▸ Reading text:
-------
When we filter canceled orders by Quantity> 0 or filter non-canceled orders by Quantity <0 nothing returns, this confirms that negative values mean the order was canceled. So lets find out how many orders were cancelled?

In [None]:
df[(df["Quantity"]<0) & (df["InvoiceNo"].str.contains("^[^C].*"))] #non-canceled orders by Quantity < 0

In [None]:
df[(df["Quantity"]>0) & (df["InvoiceNo"].str.contains("^C.*"))] #canceled-orders by Quantity > 0 

In [None]:
df[(df["Quantity"]<0) & (df["InvoiceNo"].str.contains("^C.*"))].count() #9251 orders were cancelled.

#### Looking deeper into why these orders were cancelled may prevent future cancellations. Now let's find out what a negative UnitPrice means.


In [None]:
df[(df["UnitPrice"] < 0)]

In [None]:
#A bad debt is money owed to your company that you decide is not collectable.

### iii. Handling Missing Values

Since the customer ID's are missing, lets assume these orders were not made by the customers already in the data set because those customers already have ID's. 

We also don't want to assign these orders to those customers because this would alter the insights we draw from the data. 


In [None]:
df.isnull().sum()

In [None]:
df[df["CustomerID"].isnull()]

In [None]:
df0 = df.copy()
-------
▸ Supplied data:

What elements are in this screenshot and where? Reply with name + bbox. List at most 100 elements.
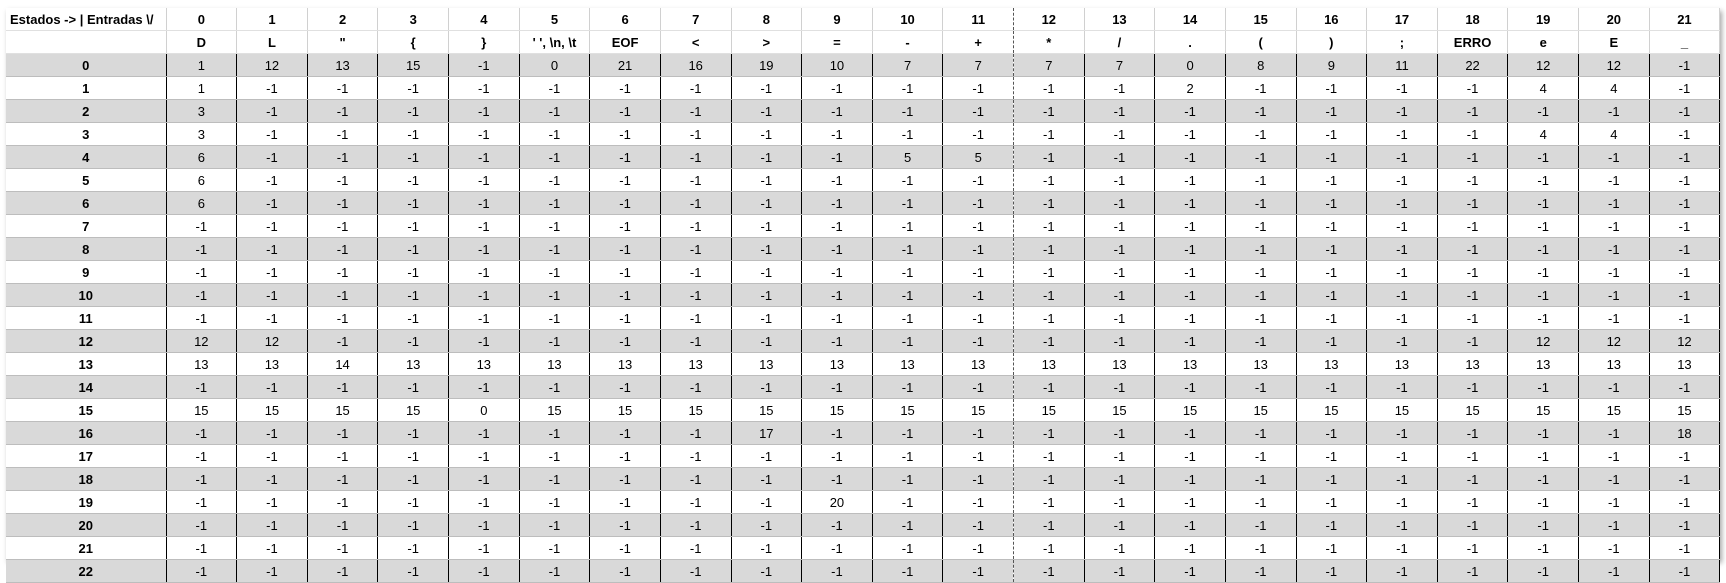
-------
▸ What to work on:
a - In the data-cleaning text, rewrite the paragraph beginning "When we filter canceled orders" more briefly, keeping its main facts.
b - Answer these questions from the data-cleaning text:
(i) According to the code comment, how many orders were cancelled?
(ii) How does the text define a bad debt?
(iii) Why does the text decline to assign orders with missing customer IDs to existing customers?
c - Carry on the data-cleaning text from its final line.

▸ Answers given:
a - Filtering canceled orders for Quantity above 0, or non-canceled orders for Quantity below 0, returns nothing. This confirms that a negative quantity marks a canceled order. The next step is to count the canceled orders.

b -
(i) 9251 orders were cancelled.
(ii) A bad debt is money owed to your company that you decide is not collectable.
(iii) Assigning those orders to existing customers would alter the insights drawn from the data.

c -
### iv. Clean the Data from the Noise and Missing Values

In [None]:
#df[(df['UnitPrice'] > 0) & (df['Quantity'] > 0)] düzeltelim !

In [None]:
df0[(df0.Description.isnull() )& (df.CustomerID.notna())]

In [None]:
df = df[df.CustomerID.notna()]

In [None]:
df.isnull().sum()

In [None]:
(df=="?").any(axis=0)

In [None]:
df = df[(df['UnitPrice'] > 0) & (df['Quantity'] > 0)]
df

### v. Explore the Orders


1. Find the unique number of InvoiceNo  per customer

In [None]:
df.groupby("CustomerID")["InvoiceNo"].nunique().sort_values(ascending=False)

In [None]:
df[df["CustomerID"]==14911.0 ]

2. What's the average number of unqiue items per order or per customer?

In [None]:
#Average number of unique items per customer
df.groupby(["CustomerID","StockCode"])["Quantity"].mean()

In [None]:
#Average number of unique items per order
df.groupby(["InvoiceNo","StockCode"])["Quantity"].mean()

In [None]:
df.groupby("CustomerID")['Quantity'].mean().sort_values(ascending=False)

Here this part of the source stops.